How many lines of the data hold the word "орынбасары"? State the number and nothing else.

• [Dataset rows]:

══════════════════════════════

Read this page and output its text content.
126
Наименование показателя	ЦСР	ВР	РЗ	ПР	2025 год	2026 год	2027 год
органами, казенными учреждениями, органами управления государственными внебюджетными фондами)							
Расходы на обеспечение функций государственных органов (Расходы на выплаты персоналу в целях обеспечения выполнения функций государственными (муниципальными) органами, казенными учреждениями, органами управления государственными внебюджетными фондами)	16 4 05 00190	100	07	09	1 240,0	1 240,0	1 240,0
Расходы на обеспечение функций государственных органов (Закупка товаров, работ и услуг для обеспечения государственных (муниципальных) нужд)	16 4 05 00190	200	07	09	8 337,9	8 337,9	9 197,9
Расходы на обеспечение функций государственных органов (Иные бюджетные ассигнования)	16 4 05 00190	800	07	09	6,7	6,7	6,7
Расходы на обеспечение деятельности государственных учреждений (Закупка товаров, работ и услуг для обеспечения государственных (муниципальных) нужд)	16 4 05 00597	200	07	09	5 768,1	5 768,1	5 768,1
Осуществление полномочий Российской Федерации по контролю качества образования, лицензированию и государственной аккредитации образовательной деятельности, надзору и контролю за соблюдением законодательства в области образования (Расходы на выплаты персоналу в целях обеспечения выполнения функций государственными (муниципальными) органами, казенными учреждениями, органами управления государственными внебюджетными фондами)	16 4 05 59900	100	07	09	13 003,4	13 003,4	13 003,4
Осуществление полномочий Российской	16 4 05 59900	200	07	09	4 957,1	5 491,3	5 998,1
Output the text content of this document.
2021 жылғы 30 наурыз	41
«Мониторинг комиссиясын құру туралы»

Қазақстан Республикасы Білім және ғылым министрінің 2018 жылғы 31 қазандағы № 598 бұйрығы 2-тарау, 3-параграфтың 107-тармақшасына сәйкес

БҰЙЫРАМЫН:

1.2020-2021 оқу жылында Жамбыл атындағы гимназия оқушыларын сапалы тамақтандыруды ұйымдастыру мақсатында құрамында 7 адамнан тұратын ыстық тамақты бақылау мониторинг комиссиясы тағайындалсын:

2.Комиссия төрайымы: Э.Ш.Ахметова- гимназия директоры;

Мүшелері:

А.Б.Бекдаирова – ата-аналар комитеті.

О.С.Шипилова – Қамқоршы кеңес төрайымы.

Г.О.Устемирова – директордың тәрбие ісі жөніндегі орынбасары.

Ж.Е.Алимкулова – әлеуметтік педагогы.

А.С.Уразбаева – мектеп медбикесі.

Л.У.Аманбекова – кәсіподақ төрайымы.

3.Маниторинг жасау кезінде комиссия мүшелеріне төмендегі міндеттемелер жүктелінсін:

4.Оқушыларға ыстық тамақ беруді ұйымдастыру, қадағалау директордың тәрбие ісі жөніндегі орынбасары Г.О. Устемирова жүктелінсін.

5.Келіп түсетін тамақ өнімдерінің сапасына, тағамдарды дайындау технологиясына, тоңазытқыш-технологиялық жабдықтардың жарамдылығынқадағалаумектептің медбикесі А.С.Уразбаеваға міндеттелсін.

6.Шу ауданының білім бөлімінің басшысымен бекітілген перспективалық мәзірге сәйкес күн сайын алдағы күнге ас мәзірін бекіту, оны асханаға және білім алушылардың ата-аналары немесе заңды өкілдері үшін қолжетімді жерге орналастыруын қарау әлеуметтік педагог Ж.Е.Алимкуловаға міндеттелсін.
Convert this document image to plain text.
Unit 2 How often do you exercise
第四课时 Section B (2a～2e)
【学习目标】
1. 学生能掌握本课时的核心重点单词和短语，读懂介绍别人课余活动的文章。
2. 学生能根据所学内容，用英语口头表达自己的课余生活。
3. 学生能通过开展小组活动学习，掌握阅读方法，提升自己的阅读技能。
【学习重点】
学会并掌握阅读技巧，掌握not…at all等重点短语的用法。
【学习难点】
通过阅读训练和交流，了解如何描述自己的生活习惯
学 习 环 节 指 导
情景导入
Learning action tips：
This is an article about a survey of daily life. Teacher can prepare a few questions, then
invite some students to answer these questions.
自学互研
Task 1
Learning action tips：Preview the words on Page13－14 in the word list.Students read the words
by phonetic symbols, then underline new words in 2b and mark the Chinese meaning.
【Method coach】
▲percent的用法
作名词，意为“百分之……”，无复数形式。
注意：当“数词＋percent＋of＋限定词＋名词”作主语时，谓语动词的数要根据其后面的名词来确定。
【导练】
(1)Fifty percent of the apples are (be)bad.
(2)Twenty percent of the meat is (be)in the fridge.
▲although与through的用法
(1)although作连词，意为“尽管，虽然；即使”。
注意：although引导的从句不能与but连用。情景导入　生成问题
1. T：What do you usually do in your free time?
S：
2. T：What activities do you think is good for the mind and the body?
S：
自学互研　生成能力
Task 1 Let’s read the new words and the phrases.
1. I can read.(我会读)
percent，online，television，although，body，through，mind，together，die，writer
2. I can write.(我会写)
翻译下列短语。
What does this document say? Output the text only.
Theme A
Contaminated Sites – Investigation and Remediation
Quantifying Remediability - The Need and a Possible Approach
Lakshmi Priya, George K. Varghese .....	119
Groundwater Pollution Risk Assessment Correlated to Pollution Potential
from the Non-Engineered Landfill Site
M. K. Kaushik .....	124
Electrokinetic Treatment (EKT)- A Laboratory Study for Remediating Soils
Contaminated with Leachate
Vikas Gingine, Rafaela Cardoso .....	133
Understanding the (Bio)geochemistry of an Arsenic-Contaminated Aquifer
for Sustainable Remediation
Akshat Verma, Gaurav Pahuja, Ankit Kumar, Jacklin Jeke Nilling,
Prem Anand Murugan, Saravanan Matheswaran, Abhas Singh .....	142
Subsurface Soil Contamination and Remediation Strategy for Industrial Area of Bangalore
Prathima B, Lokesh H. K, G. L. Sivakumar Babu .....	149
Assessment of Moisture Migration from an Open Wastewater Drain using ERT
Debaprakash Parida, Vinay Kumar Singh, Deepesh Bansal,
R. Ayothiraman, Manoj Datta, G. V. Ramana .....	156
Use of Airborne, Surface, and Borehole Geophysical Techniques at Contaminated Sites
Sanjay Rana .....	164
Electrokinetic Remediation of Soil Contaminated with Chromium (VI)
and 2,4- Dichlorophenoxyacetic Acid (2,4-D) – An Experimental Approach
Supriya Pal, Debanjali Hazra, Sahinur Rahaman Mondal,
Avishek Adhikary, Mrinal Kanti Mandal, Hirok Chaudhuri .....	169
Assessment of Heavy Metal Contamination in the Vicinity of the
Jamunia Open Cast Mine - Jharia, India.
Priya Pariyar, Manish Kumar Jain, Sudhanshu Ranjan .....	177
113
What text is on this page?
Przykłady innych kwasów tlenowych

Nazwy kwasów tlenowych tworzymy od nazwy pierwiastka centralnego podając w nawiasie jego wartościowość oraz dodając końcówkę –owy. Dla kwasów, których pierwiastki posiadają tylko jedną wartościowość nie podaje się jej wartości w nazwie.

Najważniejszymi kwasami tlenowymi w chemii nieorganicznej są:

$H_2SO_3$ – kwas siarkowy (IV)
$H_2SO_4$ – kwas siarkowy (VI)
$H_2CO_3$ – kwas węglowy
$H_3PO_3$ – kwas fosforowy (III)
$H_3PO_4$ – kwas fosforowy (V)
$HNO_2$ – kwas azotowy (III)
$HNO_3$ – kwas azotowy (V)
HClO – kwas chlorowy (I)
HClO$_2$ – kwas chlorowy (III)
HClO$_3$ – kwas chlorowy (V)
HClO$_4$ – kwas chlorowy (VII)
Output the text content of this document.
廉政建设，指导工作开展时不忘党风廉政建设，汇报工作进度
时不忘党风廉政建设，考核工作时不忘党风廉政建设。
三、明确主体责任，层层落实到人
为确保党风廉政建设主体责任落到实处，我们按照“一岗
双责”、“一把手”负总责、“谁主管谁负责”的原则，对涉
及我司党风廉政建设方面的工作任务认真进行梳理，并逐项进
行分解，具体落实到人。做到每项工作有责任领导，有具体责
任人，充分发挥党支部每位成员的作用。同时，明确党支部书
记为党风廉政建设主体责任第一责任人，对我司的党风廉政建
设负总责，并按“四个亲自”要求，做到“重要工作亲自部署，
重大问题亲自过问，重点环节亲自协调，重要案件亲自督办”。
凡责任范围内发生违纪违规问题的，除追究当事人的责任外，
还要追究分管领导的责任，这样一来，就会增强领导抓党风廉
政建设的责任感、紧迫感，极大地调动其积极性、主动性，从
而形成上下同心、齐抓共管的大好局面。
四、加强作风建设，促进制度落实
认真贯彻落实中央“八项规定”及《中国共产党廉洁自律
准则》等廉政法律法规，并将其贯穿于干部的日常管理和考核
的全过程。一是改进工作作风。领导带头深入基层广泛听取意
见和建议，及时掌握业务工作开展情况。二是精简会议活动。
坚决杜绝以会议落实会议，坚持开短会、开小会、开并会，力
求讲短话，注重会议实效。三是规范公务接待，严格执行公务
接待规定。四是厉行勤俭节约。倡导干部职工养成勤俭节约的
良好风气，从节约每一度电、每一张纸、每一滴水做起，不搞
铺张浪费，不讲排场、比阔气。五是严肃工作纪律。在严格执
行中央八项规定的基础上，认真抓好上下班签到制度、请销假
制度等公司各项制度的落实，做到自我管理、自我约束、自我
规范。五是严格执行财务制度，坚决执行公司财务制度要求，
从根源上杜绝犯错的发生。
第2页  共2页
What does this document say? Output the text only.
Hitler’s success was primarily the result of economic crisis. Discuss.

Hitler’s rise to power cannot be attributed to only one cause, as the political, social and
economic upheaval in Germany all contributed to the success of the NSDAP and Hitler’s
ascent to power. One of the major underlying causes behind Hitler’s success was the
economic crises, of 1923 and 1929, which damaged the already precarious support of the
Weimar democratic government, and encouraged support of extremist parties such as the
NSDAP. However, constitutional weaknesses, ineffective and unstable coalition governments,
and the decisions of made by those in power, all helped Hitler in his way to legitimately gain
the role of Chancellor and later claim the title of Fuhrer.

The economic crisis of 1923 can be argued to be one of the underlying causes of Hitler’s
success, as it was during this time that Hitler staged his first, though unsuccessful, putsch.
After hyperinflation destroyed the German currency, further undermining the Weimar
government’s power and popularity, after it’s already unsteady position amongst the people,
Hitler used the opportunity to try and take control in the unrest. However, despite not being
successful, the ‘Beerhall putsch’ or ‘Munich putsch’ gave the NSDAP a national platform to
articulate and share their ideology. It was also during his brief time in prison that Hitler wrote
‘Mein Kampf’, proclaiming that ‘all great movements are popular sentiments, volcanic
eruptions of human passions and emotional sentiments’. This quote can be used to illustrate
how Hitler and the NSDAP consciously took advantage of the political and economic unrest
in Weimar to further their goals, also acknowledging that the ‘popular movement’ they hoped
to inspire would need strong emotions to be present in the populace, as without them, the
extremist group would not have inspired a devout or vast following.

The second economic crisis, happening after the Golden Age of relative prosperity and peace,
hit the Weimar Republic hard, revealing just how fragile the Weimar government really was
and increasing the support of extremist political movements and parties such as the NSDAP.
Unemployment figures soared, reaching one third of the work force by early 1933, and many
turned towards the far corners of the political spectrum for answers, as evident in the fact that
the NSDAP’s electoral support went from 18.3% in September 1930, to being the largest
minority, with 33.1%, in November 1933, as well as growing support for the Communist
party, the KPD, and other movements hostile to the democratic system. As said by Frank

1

══════════════════════════════

• [RESPONSE]:
2